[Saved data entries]

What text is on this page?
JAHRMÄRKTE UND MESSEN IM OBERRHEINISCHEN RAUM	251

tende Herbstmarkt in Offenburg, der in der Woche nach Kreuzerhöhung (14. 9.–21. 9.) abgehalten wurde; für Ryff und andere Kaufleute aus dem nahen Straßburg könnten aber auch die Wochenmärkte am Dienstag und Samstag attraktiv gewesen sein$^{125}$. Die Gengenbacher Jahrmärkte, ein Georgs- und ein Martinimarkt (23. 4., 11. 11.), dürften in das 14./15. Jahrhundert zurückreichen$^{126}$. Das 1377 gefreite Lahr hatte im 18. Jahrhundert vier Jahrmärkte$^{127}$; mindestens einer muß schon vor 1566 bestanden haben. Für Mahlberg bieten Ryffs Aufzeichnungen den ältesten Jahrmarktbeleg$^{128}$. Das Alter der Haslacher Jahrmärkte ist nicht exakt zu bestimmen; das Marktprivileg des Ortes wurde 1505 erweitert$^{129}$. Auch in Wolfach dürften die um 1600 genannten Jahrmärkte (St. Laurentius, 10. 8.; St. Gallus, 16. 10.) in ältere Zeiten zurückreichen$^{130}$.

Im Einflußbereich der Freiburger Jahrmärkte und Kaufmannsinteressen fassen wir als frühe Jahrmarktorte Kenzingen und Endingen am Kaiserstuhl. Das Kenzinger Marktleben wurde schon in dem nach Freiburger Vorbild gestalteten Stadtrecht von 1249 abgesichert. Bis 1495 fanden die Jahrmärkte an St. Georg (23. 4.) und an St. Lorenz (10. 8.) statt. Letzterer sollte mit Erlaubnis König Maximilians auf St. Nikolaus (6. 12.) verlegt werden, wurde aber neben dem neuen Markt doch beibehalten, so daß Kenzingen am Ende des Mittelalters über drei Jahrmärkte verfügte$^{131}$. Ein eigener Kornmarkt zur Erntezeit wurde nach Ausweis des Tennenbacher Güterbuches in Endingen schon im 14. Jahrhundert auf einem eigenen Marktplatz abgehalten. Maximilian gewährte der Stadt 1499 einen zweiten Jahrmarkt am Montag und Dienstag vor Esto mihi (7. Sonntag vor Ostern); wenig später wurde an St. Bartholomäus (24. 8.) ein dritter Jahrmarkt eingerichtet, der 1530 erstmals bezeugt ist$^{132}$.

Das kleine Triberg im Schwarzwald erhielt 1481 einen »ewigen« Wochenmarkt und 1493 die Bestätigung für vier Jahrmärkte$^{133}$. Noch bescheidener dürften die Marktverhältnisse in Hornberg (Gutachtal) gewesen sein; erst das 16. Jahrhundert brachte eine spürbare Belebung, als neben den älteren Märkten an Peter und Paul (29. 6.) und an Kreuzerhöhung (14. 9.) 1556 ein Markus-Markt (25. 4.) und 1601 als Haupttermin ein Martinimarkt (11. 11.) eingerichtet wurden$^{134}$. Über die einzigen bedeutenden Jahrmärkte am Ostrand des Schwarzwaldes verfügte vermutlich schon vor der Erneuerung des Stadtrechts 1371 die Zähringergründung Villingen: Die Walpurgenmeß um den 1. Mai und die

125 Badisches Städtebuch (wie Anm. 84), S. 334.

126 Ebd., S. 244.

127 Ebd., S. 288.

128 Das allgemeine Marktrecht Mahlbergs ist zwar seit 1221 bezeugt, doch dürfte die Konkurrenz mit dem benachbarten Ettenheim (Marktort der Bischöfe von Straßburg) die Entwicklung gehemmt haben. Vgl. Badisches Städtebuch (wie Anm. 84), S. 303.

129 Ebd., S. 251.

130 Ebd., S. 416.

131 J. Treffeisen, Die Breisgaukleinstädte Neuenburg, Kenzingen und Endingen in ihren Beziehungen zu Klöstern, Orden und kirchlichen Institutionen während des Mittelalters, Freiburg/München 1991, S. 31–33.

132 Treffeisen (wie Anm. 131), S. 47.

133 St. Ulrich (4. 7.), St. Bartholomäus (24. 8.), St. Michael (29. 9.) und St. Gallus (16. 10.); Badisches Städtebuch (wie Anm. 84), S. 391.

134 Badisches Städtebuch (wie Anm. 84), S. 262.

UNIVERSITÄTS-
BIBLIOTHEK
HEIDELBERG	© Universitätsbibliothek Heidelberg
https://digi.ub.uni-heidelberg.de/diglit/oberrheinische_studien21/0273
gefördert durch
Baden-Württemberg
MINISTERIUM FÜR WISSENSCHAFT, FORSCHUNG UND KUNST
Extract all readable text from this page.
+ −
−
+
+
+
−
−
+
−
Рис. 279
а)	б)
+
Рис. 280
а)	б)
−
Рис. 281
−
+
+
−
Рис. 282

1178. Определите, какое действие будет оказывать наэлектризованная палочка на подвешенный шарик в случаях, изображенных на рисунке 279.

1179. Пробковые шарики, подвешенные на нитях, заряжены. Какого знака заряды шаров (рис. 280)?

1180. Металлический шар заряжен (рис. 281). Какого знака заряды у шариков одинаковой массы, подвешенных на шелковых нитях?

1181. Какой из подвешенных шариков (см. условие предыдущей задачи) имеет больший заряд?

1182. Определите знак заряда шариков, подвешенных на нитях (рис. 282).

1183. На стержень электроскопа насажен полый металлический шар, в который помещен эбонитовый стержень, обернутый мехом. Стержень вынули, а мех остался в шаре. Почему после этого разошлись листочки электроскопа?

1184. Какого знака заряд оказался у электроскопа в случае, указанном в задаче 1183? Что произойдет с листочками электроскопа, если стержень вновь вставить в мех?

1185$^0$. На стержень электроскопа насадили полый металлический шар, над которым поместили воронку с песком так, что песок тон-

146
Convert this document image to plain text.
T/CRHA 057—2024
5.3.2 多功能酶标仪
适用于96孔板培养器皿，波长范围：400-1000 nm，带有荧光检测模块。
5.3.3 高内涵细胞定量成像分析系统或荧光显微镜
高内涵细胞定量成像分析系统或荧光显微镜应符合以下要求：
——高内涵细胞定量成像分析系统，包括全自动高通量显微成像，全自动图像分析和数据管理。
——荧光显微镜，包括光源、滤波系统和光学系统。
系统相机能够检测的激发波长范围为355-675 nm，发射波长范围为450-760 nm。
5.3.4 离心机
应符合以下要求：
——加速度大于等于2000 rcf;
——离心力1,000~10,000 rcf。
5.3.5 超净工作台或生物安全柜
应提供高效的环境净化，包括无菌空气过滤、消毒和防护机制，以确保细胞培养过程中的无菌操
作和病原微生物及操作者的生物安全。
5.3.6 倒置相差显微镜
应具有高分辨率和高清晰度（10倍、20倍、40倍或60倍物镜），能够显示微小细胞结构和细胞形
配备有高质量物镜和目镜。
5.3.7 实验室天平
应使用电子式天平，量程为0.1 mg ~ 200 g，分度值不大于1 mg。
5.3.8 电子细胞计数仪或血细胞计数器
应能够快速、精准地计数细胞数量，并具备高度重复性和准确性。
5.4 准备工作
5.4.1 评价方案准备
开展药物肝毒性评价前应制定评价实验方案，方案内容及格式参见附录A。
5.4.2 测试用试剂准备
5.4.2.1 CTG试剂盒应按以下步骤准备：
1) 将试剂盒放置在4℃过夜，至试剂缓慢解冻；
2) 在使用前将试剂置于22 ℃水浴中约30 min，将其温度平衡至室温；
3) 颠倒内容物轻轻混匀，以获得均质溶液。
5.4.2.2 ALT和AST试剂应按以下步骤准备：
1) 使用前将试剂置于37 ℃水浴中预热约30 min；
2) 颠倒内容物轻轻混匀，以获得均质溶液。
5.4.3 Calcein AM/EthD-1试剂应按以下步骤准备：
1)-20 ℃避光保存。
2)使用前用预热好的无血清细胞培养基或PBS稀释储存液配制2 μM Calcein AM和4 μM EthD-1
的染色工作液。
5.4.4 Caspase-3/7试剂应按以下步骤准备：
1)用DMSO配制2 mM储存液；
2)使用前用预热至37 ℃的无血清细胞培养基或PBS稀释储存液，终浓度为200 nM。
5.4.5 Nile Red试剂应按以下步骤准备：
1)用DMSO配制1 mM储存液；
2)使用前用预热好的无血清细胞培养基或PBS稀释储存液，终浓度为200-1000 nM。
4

What to work on:
Find the string "Endingen" in the records, then copy each line where it occurs.

Solution below:
Im Einflußbereich der Freiburger Jahrmärkte und Kaufmannsinteressen fassen wir als frühe Jahrmarktorte Kenzingen und Endingen am Kaiserstuhl. Das Kenzinger Marktleben wurde schon in dem nach Freiburger Vorbild gestalteten Stadtrecht von 1249 abgesichert. Bis 1495 fanden die Jahrmärkte an St. Georg (23. 4.) und an St. Lorenz (10. 8.) statt. Letzterer sollte mit Erlaubnis König Maximilians auf St. Nikolaus (6. 12.) verlegt werden, wurde aber neben dem neuen Markt doch beibehalten, so daß Kenzingen am Ende des Mittelalters über drei Jahrmärkte verfügte$^{131}$. Ein eigener Kornmarkt zur Erntezeit wurde nach Ausweis des Tennenbacher Güterbuches in Endingen schon im 14. Jahrhundert auf einem eigenen Marktplatz abgehalten. Maximilian gewährte der Stadt 1499 einen zweiten Jahrmarkt am Montag und Dienstag vor Esto mihi (7. Sonntag vor Ostern); wenig später wurde an St. Bartholomäus (24. 8.) ein dritter Jahrmarkt eingerichtet, der 1530 erstmals bezeugt ist$^{132}$.
131 J. Treffeisen, Die Breisgaukleinstädte Neuenburg, Kenzingen und Endingen in ihren Beziehungen zu Klöstern, Orden und kirchlichen Institutionen während des Mittelalters, Freiburg/München 1991, S. 31–33.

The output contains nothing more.